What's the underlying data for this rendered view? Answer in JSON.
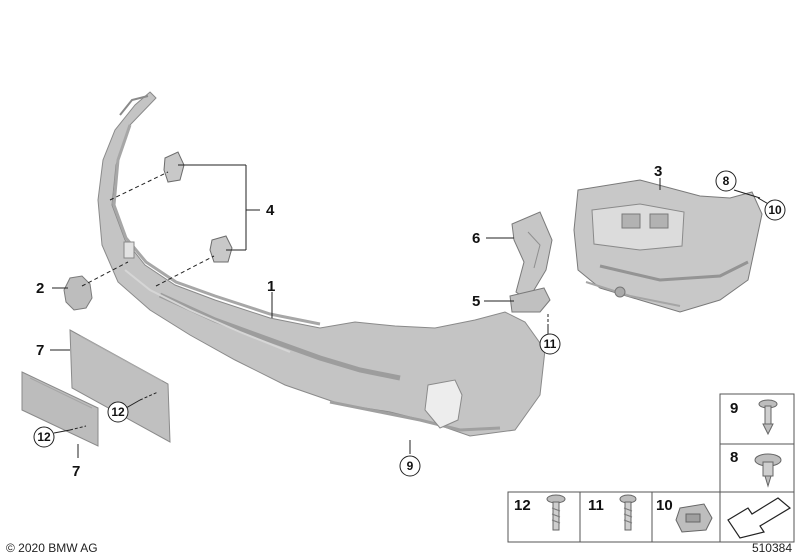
{
  "callouts": {
    "c1": "1",
    "c2": "2",
    "c3": "3",
    "c4": "4",
    "c5": "5",
    "c6": "6",
    "c7a": "7",
    "c7b": "7",
    "c8": "8",
    "c9": "9",
    "c10": "10",
    "c11": "11",
    "c12a": "12",
    "c12b": "12"
  },
  "legend": {
    "item9": "9",
    "item8": "8",
    "item12": "12",
    "item11": "11",
    "item10": "10"
  },
  "footer": {
    "copyright": "© 2020 BMW AG",
    "catalog_number": "510384"
  },
  "colors": {
    "part_fill": "#c4c4c4",
    "part_dark": "#9a9a9a",
    "line": "#222222",
    "legend_border": "#555555"
  }
}
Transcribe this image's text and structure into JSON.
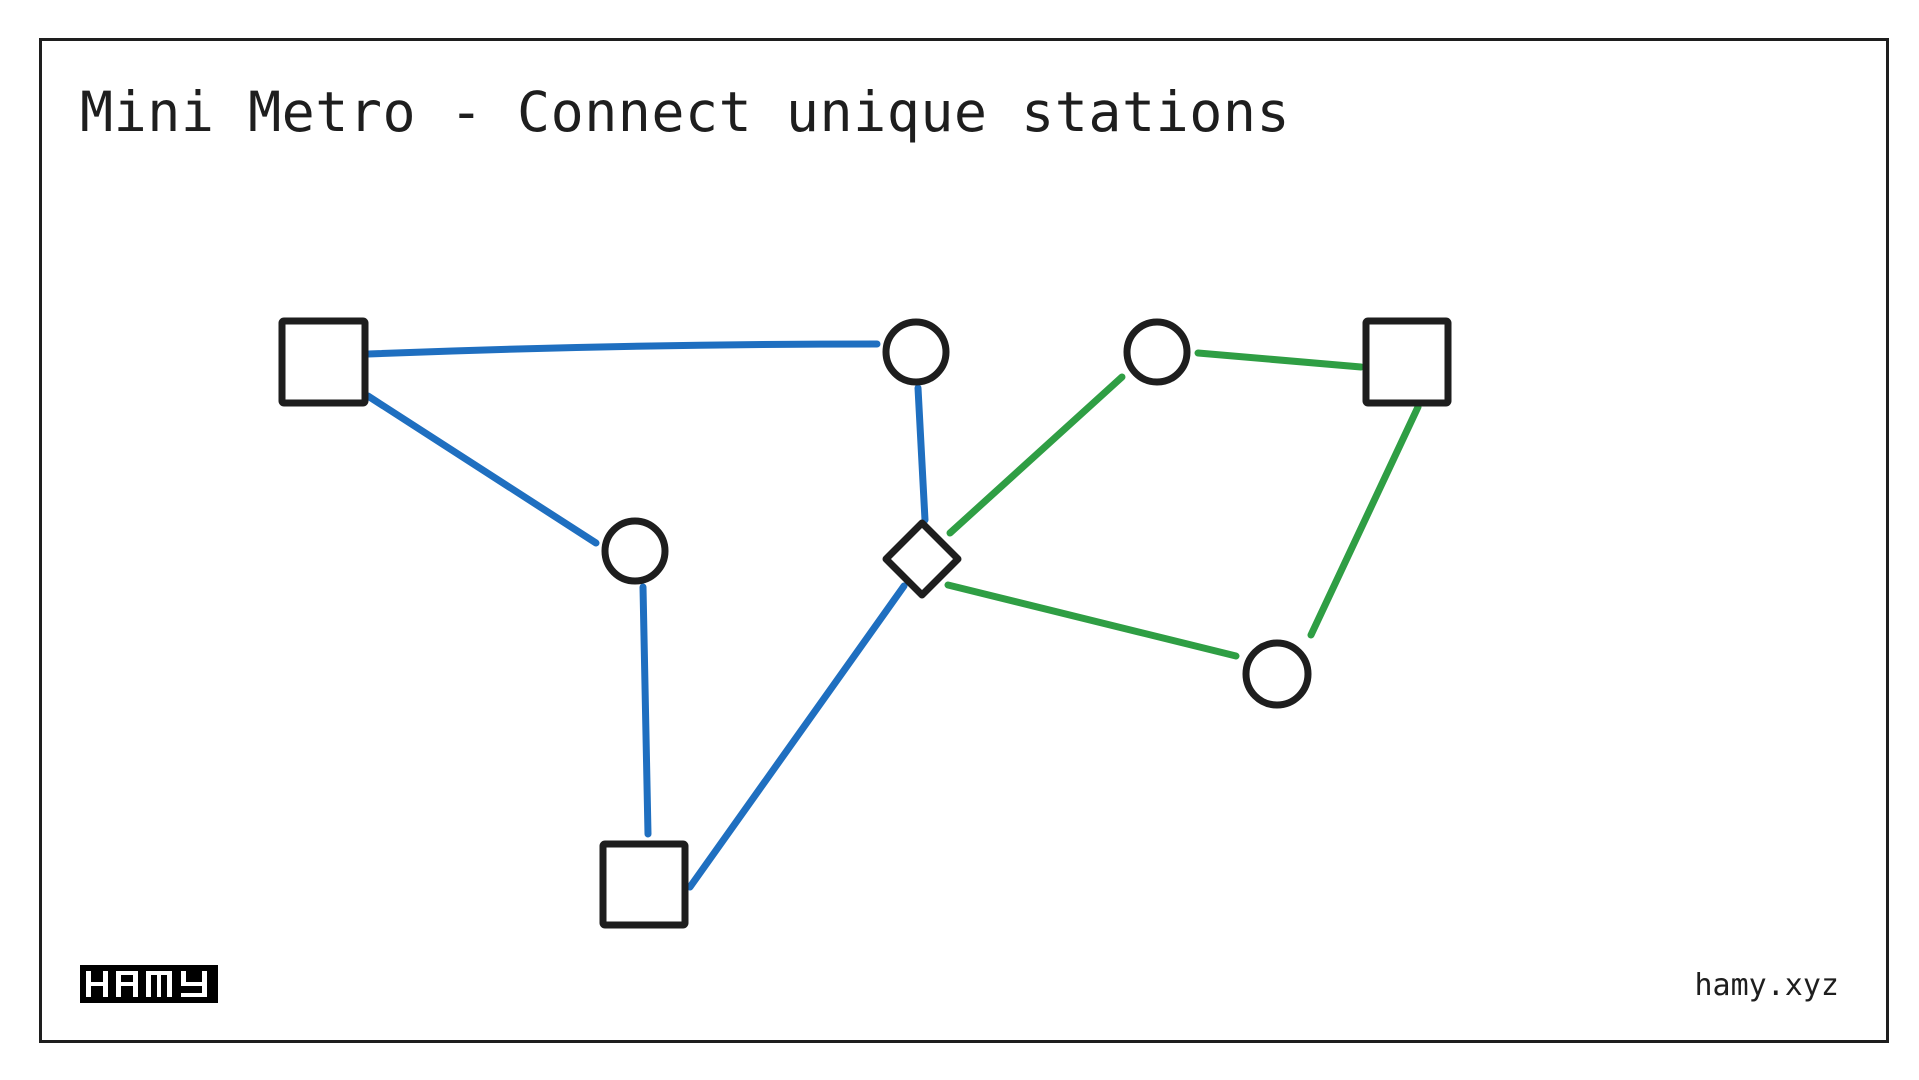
{
  "slide": {
    "title": "Mini Metro - Connect unique stations",
    "footer_url": "hamy.xyz",
    "logo_text": "HAMY"
  },
  "colors": {
    "blue_line": "#1f6fc0",
    "green_line": "#2f9e44",
    "station_stroke": "#1e1e1e"
  },
  "diagram": {
    "stations": [
      {
        "id": "square-top-left",
        "shape": "square"
      },
      {
        "id": "circle-top-middle",
        "shape": "circle"
      },
      {
        "id": "circle-left-middle",
        "shape": "circle"
      },
      {
        "id": "diamond-center",
        "shape": "diamond"
      },
      {
        "id": "square-bottom",
        "shape": "square"
      },
      {
        "id": "circle-top-right",
        "shape": "circle"
      },
      {
        "id": "square-top-right",
        "shape": "square"
      },
      {
        "id": "circle-bottom-right",
        "shape": "circle"
      }
    ],
    "lines": [
      {
        "name": "blue",
        "color": "#1f6fc0",
        "stops": [
          "circle-top-middle",
          "square-top-left",
          "circle-left-middle",
          "square-bottom",
          "diamond-center",
          "circle-top-middle"
        ]
      },
      {
        "name": "green",
        "color": "#2f9e44",
        "stops": [
          "diamond-center",
          "circle-top-right",
          "square-top-right",
          "circle-bottom-right",
          "diamond-center"
        ]
      }
    ]
  }
}
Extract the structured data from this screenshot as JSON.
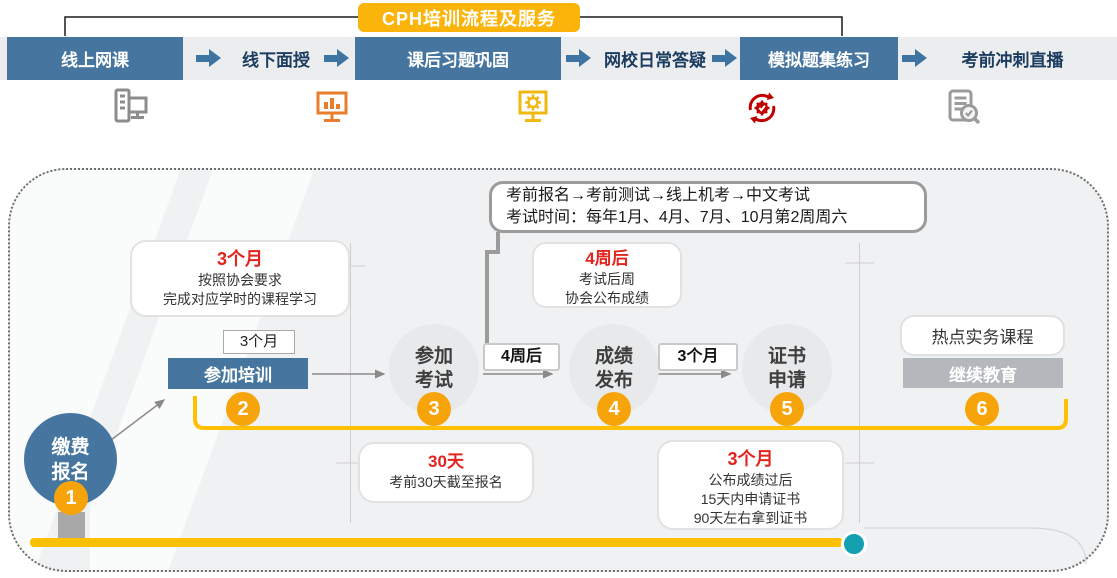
{
  "title": {
    "label": "CPH培训流程及服务"
  },
  "stages": [
    {
      "label": "线上网课"
    },
    {
      "label": "线下面授"
    },
    {
      "label": "课后习题巩固"
    },
    {
      "label": "网校日常答疑"
    },
    {
      "label": "模拟题集练习"
    },
    {
      "label": "考前冲刺直播"
    }
  ],
  "icons": [
    {
      "name": "online-course-computer-icon"
    },
    {
      "name": "classroom-presentation-icon"
    },
    {
      "name": "exercise-monitor-gear-icon"
    },
    {
      "name": "mock-practice-refresh-gear-icon"
    },
    {
      "name": "live-sprint-doc-search-icon"
    }
  ],
  "exam_info": {
    "line1": "考前报名→考前测试→线上机考→中文考试",
    "line2": "考试时间：每年1月、4月、7月、10月第2周周六"
  },
  "flow": {
    "step1": {
      "line1": "缴费",
      "line2": "报名",
      "badge": "1"
    },
    "step2": {
      "label": "参加培训",
      "badge": "2",
      "duration": "3个月"
    },
    "step3": {
      "line1": "参加",
      "line2": "考试",
      "badge": "3"
    },
    "step4": {
      "line1": "成绩",
      "line2": "发布",
      "badge": "4"
    },
    "step5": {
      "line1": "证书",
      "line2": "申请",
      "badge": "5"
    },
    "step6": {
      "label": "继续教育",
      "badge": "6",
      "course": "热点实务课程"
    },
    "gap_3_to_4": "4周后",
    "gap_4_to_5": "3个月"
  },
  "notes": {
    "training": {
      "title": "3个月",
      "lines": [
        "按照协会要求",
        "完成对应学时的课程学习"
      ]
    },
    "score": {
      "title": "4周后",
      "lines": [
        "考试后周",
        "协会公布成绩"
      ]
    },
    "registration": {
      "title": "30天",
      "lines": [
        "考前30天截至报名"
      ]
    },
    "certificate": {
      "title": "3个月",
      "lines": [
        "公布成绩过后",
        "15天内申请证书",
        "90天左右拿到证书"
      ]
    }
  },
  "colors": {
    "brand_blue": "#46769F",
    "banner_yellow": "#FBB40A",
    "accent_yellow": "#FFC003",
    "badge_orange": "#F7A40A",
    "red_text": "#E3231D",
    "teal_dot": "#14A0B2"
  }
}
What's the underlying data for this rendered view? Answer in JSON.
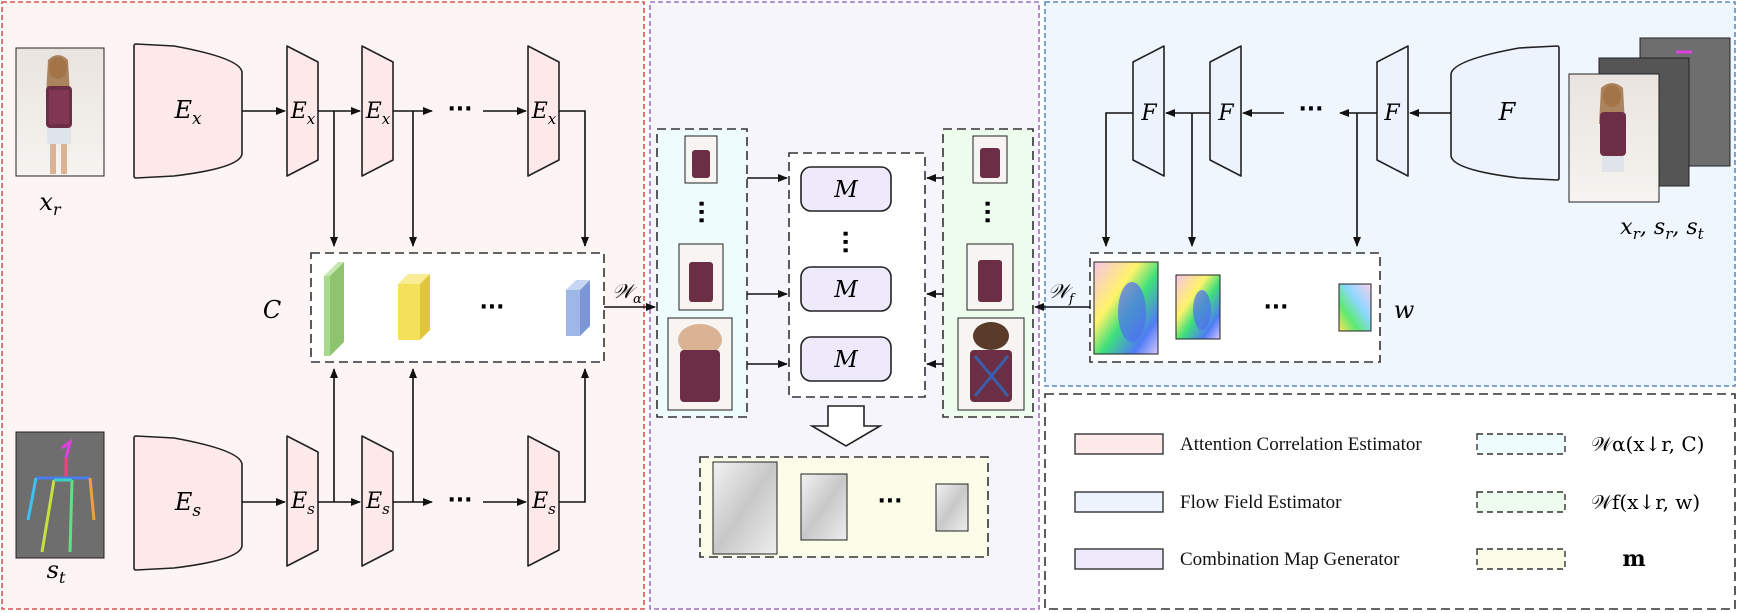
{
  "colors": {
    "attention_bg": "#fdf5f4",
    "attention_border": "#d9534f",
    "combination_bg": "#f6f5fc",
    "combination_border": "#a070c0",
    "flow_bg": "#eff6fe",
    "flow_border": "#5b8bc7",
    "attention_block": "#fde9e9",
    "flow_block": "#ecf3fd",
    "m_block": "#eeeafb",
    "wa_fill": "#effcfd",
    "wf_fill": "#eefcee",
    "m_fill": "#fbfde9",
    "cube_green": "#a9d98d",
    "cube_yellow": "#f5e05a",
    "cube_blue": "#9fb6e8"
  },
  "icons": [
    "person-image-icon",
    "pose-skeleton-icon",
    "feature-cube-icon",
    "flow-field-icon",
    "mask-image-icon",
    "down-arrow-icon"
  ],
  "attention": {
    "encoder_x": "E",
    "sub_x": "x",
    "encoder_s": "E",
    "sub_s": "s",
    "label_xr": "x",
    "label_xr_sub": "r",
    "label_st": "s",
    "label_st_sub": "t",
    "label_c": "C",
    "dots": "···"
  },
  "middle": {
    "m_label": "M",
    "dots": "···",
    "wa_symbol": "𝒲",
    "wa_sub": "α",
    "wf_symbol": "𝒲",
    "wf_sub": "f"
  },
  "flow": {
    "f_label": "F",
    "dots": "···",
    "label_w": "w",
    "inputs_label": "x",
    "inputs_sub_r": "r",
    "inputs_s": "s",
    "inputs_sub_r2": "r",
    "inputs_s2": "s",
    "inputs_sub_t": "t",
    "sep": ", "
  },
  "legend": {
    "items": [
      {
        "label": "Attention Correlation Estimator"
      },
      {
        "label": "Flow Field Estimator"
      },
      {
        "label": "Combination Map Generator"
      }
    ],
    "formula_wa": "𝒲α(x↓r, C)",
    "formula_wf": "𝒲f(x↓r, w)",
    "formula_m": "m"
  }
}
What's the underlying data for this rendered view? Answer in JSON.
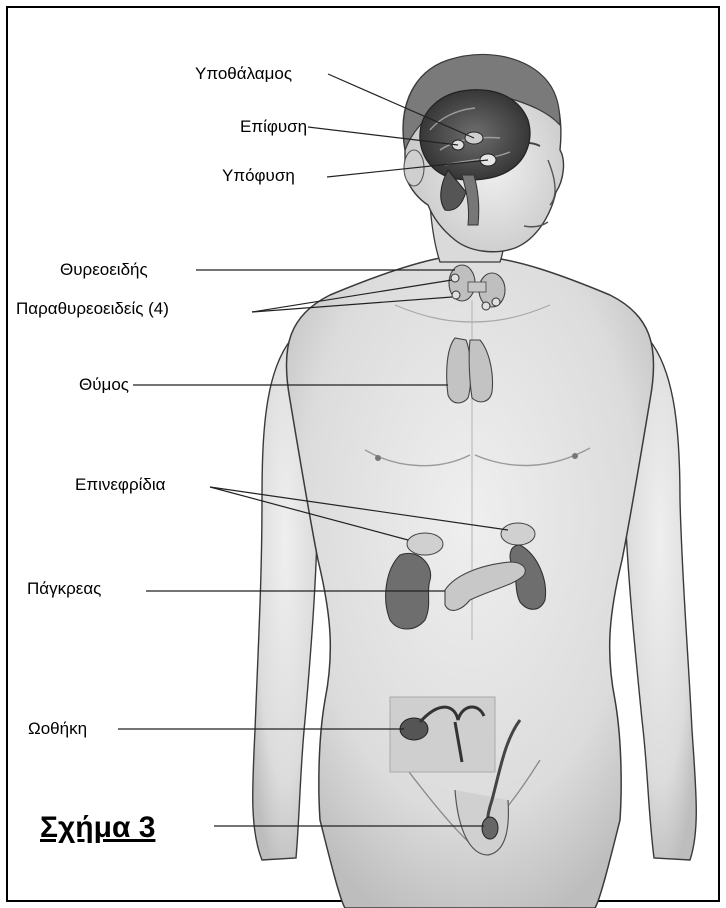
{
  "labels": {
    "hypothalamus": "Υποθάλαμος",
    "pineal": "Επίφυση",
    "pituitary": "Υπόφυση",
    "thyroid": "Θυρεοειδής",
    "parathyroids": "Παραθυρεοειδείς (4)",
    "thymus": "Θύμος",
    "adrenals": "Επινεφρίδια",
    "pancreas": "Πάγκρεας",
    "ovary": "Ωοθήκη"
  },
  "caption": "Σχήμα 3",
  "colors": {
    "skin": "#e4e4e4",
    "skin_shadow": "#c9c9c9",
    "outline": "#3a3a3a",
    "hair": "#6b6b6b",
    "brain": "#4a4a4a",
    "gland": "#bdbdbd",
    "kidney": "#6e6e6e",
    "inset": "#cfcfcf"
  }
}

________________________________________

**What to produce**
Which lines contain "name"? Copy each of them.

**Reply**
        "name": "blue",
        "name": "green",
      "name": "online-course-computer-icon"
      "name": "classroom-presentation-icon"
      "name": "exercise-monitor-gear-icon"
      "name": "mock-practice-refresh-gear-icon"
      "name": "live-sprint-doc-search-icon"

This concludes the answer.